* [Written task] Each record below is to be copied word for word, with pictures removed.

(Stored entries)
^^^^^^^^^^^^^^^^
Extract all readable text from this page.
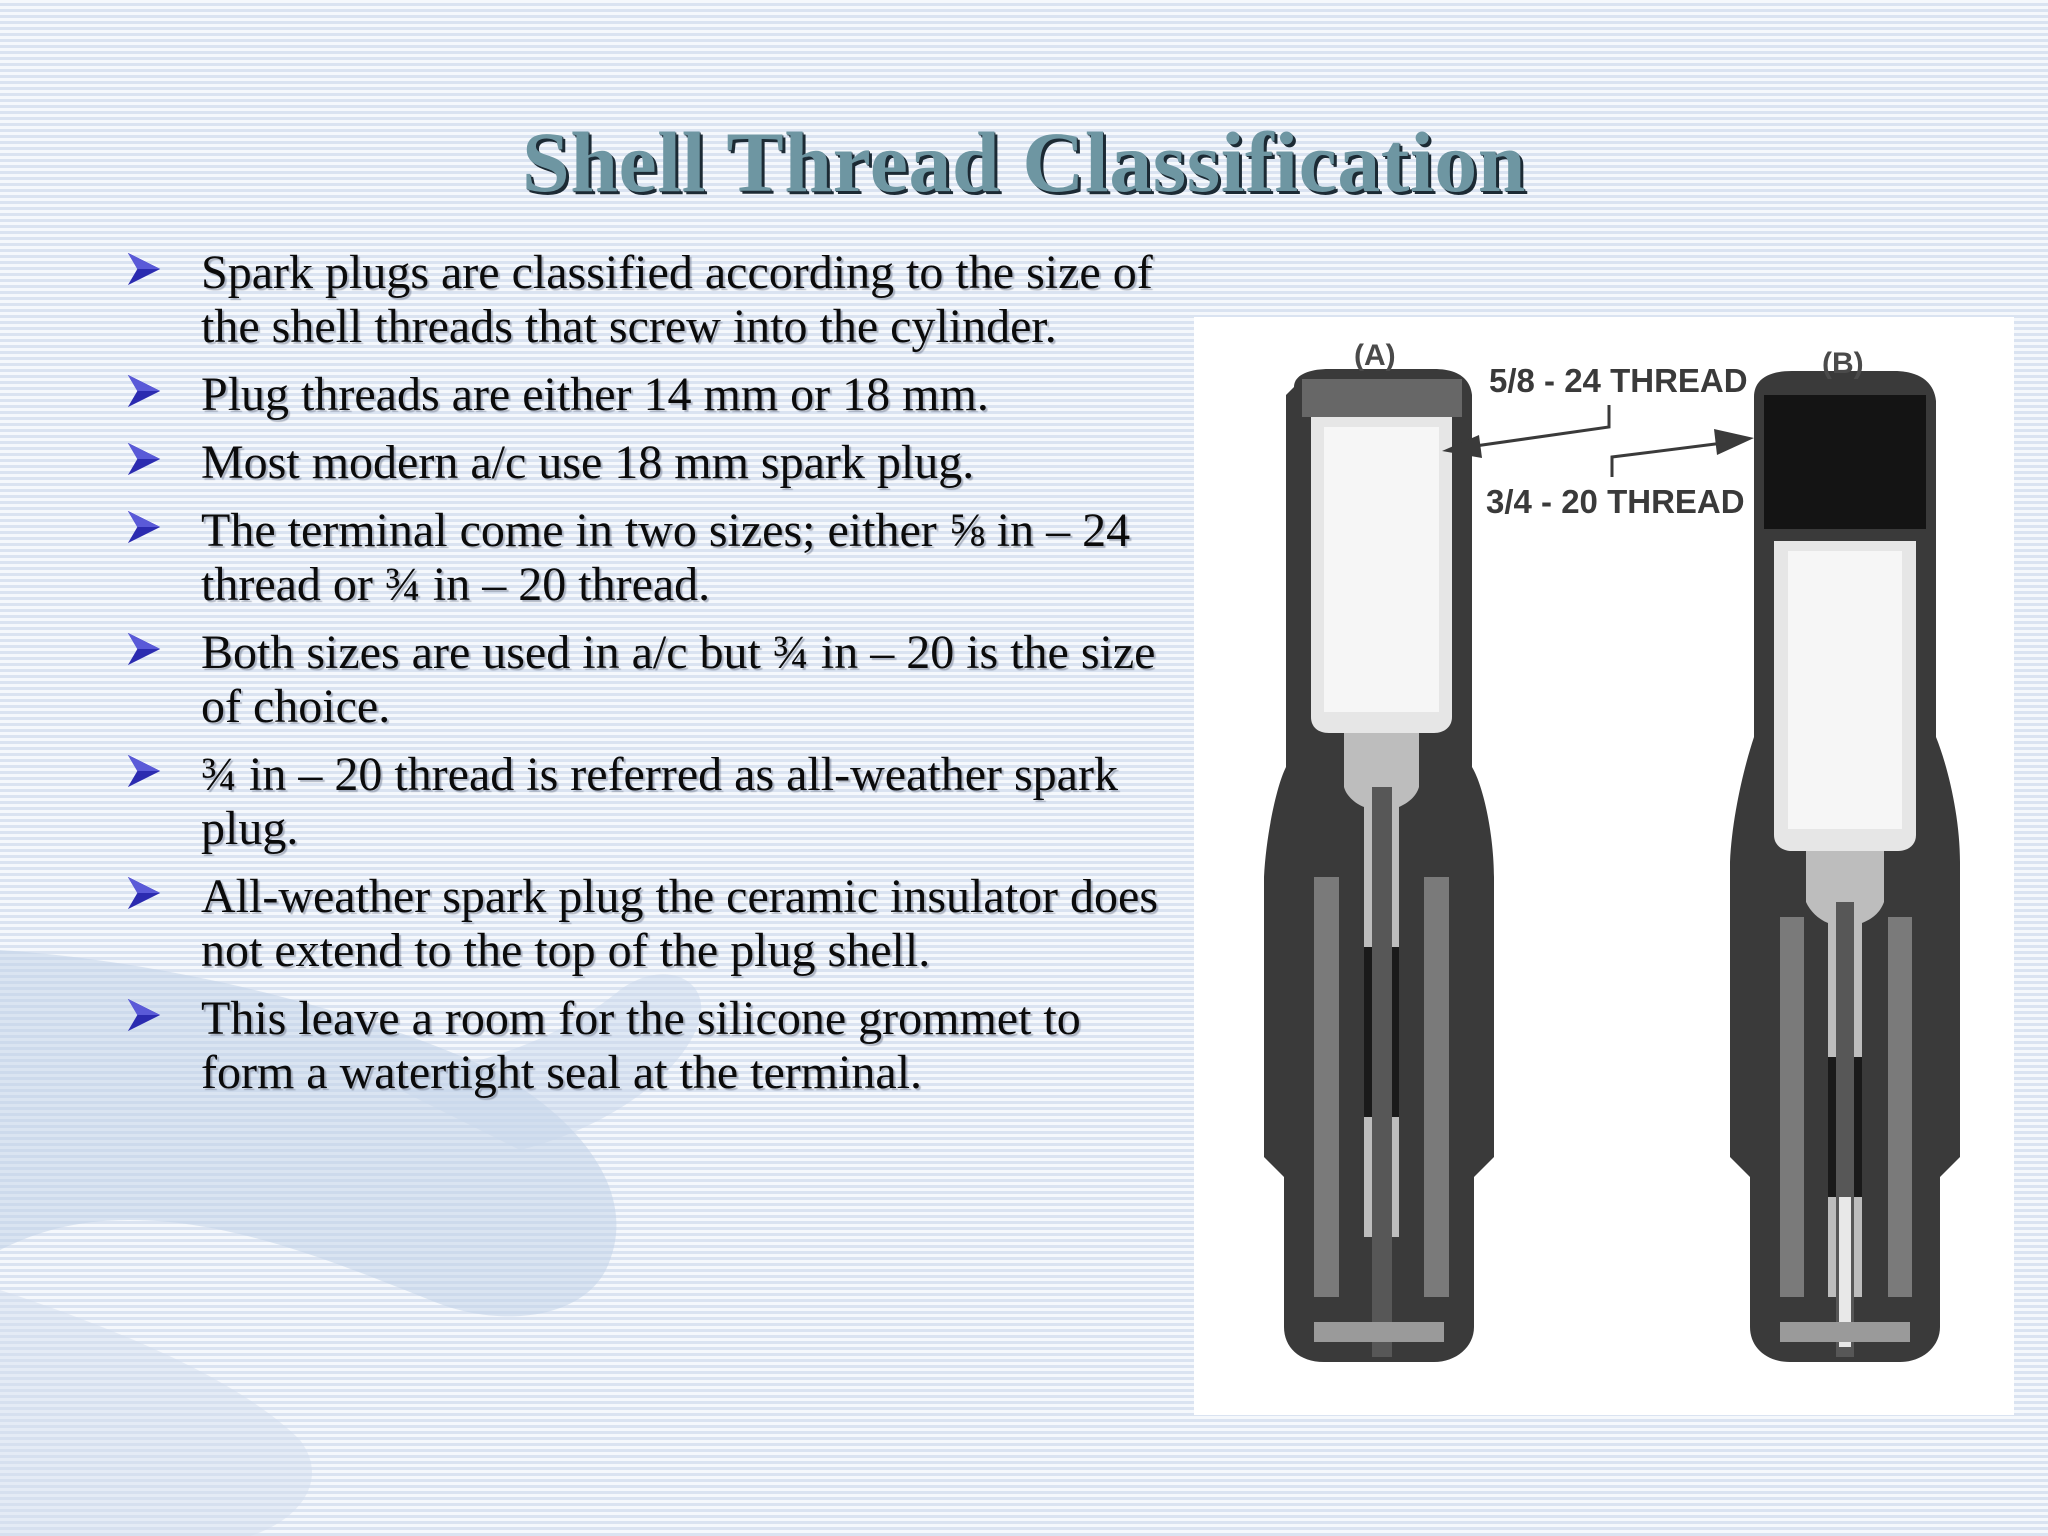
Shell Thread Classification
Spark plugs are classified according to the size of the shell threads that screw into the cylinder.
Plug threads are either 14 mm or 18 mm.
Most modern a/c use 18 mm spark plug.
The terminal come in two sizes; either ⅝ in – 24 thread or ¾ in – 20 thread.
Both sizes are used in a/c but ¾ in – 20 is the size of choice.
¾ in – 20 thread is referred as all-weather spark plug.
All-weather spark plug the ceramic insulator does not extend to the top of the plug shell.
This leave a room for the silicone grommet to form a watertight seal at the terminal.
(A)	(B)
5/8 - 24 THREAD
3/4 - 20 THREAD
^^^^^^^^^^^^^^^^
* [Output of the exercise]
Extract all readable text from this page.
Shell Thread Classification
Spark plugs are classified according to the size of the shell threads that screw into the cylinder.
Plug threads are either 14 mm or 18 mm.
Most modern a/c use 18 mm spark plug.
The terminal come in two sizes; either ⅝ in – 24 thread or ¾ in – 20 thread.
Both sizes are used in a/c but ¾ in – 20 is the size of choice.
¾ in – 20 thread is referred as all-weather spark plug.
All-weather spark plug the ceramic insulator does not extend to the top of the plug shell.
This leave a room for the silicone grommet to form a watertight seal at the terminal.
(A)	(B)
5/8 - 24 THREAD
3/4 - 20 THREAD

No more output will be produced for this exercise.